### What is expected
Wherever a line holds the string "ログイン履歴", copy that line.

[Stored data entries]
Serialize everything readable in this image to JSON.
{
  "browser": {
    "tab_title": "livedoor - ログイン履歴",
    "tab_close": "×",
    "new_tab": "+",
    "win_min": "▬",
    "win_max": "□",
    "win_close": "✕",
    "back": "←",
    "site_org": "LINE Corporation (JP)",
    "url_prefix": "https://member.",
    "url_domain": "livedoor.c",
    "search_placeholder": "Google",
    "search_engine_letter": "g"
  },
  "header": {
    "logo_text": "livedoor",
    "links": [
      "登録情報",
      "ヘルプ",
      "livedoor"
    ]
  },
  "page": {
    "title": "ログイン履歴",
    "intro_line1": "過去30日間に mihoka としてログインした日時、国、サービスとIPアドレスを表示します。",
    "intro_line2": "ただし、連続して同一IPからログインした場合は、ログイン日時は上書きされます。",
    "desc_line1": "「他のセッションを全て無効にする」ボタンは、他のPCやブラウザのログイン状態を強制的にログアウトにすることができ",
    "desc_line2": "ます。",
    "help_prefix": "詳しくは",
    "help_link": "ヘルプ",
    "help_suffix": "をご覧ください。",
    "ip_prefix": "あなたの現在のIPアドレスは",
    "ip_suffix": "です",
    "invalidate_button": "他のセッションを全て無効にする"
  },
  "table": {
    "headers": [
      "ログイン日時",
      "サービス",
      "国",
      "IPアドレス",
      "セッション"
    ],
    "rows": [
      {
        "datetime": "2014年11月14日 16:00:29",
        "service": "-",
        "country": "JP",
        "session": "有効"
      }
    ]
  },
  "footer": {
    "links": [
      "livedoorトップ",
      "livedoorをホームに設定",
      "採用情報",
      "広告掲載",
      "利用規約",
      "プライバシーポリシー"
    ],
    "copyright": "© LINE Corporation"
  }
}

### Exercise answer
    "tab_title": "livedoor - ログイン履歴",
    "title": "ログイン履歴",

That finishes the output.